# [EXERCISE DIRECTIONS]
Copy whichever lines contain the string "this".

[Data entries]
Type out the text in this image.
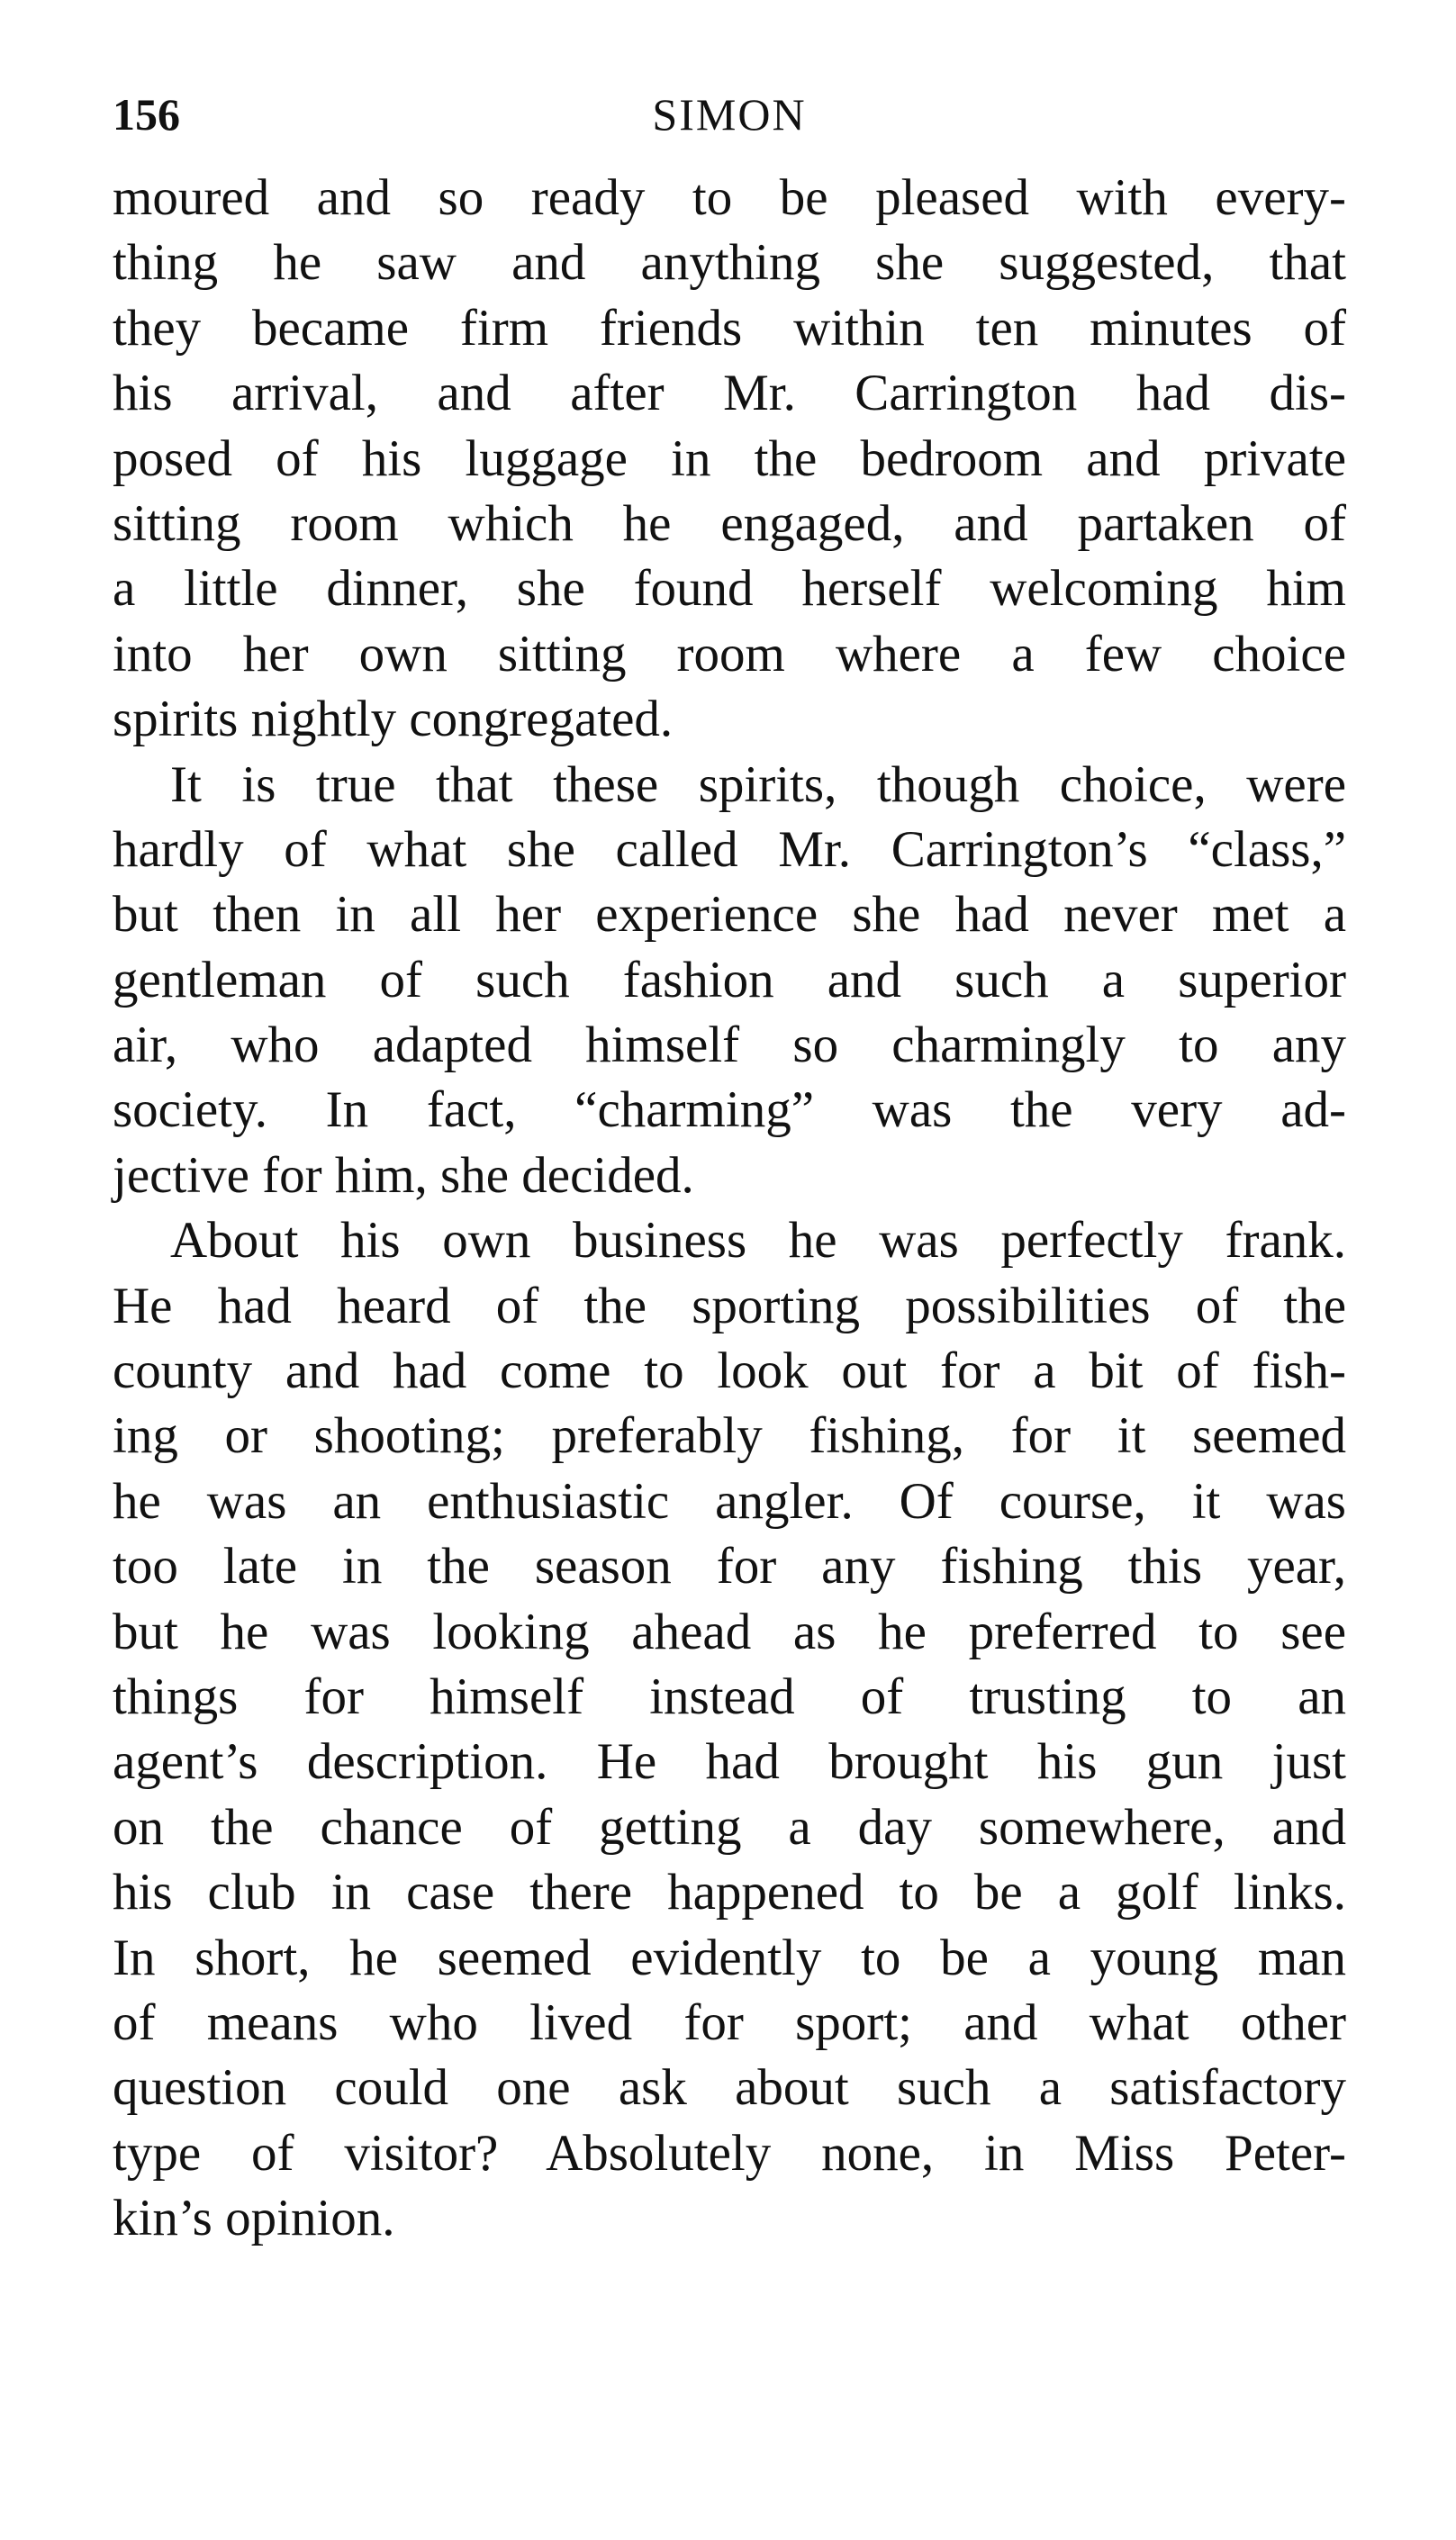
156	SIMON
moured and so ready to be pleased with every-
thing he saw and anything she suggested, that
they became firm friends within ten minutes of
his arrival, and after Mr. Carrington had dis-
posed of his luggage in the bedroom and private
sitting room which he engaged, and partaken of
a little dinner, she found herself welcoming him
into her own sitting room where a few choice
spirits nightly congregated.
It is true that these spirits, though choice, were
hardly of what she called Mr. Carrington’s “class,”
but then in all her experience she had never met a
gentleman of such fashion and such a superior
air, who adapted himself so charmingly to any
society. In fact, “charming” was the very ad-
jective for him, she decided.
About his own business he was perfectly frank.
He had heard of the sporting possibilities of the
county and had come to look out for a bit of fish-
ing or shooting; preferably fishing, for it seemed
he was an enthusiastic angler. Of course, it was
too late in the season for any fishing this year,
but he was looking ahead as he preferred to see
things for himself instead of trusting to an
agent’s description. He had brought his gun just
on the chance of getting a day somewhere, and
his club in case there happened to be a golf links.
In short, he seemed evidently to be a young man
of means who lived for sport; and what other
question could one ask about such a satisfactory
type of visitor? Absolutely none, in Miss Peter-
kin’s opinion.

# [FINAL RESULT]
Type out the text in this image.
too late in the season for any fishing this year,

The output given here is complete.